**TASK REQUIREMENTS:** Provide a single number: the count of lines containing the string "target".

**PROVIDED RECORDS:**
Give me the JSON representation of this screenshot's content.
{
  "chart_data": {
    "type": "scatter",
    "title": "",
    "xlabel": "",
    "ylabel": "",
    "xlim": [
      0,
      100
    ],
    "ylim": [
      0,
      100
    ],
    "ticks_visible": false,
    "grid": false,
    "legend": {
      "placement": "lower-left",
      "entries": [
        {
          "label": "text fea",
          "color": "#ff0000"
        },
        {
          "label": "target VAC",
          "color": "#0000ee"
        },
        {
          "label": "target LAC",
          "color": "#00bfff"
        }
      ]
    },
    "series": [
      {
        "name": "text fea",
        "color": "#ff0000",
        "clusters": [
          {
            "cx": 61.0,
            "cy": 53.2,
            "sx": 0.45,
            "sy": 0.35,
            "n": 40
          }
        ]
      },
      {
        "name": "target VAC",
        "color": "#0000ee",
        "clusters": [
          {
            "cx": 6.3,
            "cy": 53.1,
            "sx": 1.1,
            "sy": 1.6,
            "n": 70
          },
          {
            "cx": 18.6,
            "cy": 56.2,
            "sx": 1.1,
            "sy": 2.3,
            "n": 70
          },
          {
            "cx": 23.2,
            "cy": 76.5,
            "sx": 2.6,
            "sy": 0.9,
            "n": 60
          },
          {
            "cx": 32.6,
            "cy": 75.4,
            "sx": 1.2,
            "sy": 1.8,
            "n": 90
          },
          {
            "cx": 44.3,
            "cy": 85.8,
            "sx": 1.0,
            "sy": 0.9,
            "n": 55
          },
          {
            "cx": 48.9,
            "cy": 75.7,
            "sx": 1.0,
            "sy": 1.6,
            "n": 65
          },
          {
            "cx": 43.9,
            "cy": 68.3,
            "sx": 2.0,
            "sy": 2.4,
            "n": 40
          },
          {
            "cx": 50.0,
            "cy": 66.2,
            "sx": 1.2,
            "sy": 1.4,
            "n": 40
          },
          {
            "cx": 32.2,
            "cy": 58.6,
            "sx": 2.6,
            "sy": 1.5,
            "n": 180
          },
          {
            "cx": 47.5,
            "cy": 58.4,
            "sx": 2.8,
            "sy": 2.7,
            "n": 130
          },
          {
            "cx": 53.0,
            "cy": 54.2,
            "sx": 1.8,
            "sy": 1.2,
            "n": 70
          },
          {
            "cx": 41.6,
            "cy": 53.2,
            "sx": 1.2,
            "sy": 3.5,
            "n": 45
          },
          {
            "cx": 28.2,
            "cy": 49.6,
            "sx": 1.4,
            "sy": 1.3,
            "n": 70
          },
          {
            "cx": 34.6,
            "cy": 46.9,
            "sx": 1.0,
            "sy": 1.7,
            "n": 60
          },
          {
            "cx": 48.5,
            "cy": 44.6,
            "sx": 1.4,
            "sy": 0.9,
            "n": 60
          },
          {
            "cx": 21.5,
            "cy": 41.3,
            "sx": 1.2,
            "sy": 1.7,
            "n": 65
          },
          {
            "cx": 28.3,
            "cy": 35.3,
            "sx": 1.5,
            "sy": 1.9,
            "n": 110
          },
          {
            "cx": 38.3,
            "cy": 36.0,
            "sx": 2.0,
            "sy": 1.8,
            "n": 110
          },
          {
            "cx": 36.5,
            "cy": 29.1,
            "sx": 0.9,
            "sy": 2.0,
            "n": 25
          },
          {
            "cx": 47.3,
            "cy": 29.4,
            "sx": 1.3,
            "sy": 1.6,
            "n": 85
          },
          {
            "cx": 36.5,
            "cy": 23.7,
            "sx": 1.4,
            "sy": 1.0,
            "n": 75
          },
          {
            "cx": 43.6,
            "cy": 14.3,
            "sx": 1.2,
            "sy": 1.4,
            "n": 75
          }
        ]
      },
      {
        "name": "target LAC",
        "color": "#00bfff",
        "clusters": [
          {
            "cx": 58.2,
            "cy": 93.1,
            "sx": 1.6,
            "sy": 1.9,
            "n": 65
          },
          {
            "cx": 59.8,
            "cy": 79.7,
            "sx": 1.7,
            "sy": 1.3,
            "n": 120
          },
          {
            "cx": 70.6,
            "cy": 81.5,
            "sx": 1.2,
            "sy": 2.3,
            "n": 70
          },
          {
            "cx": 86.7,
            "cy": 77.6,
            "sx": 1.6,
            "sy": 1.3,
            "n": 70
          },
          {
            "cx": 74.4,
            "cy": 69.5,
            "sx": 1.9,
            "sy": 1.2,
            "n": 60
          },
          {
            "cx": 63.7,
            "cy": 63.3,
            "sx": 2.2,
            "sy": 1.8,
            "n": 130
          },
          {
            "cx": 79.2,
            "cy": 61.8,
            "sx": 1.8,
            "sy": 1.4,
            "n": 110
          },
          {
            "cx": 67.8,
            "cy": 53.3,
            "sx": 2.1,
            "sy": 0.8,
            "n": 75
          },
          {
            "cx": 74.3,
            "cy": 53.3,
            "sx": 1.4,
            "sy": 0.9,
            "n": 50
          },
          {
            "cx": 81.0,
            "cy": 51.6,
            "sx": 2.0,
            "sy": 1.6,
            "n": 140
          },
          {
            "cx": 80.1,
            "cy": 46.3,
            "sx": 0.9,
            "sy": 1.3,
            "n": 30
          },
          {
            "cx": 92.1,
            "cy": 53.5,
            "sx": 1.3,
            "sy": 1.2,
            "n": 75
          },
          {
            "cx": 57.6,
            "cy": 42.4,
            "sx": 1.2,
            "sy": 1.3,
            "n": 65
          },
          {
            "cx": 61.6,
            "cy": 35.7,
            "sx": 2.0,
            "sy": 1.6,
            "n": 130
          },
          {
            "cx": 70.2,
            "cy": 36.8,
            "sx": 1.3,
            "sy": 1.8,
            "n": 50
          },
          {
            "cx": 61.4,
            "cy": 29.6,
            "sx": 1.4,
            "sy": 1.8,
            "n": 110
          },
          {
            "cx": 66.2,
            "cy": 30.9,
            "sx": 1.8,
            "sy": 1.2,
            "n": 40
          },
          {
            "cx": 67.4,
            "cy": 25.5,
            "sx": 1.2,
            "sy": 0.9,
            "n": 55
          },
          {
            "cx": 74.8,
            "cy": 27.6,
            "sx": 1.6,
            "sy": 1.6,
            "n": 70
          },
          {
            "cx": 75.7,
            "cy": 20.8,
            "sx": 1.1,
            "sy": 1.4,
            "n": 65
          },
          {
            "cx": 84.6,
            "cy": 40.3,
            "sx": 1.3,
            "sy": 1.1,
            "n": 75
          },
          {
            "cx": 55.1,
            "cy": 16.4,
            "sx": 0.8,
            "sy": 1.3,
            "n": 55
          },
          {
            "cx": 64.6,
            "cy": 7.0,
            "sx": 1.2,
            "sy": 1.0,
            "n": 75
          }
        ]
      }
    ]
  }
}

**EXERCISE RESPONSE:** 4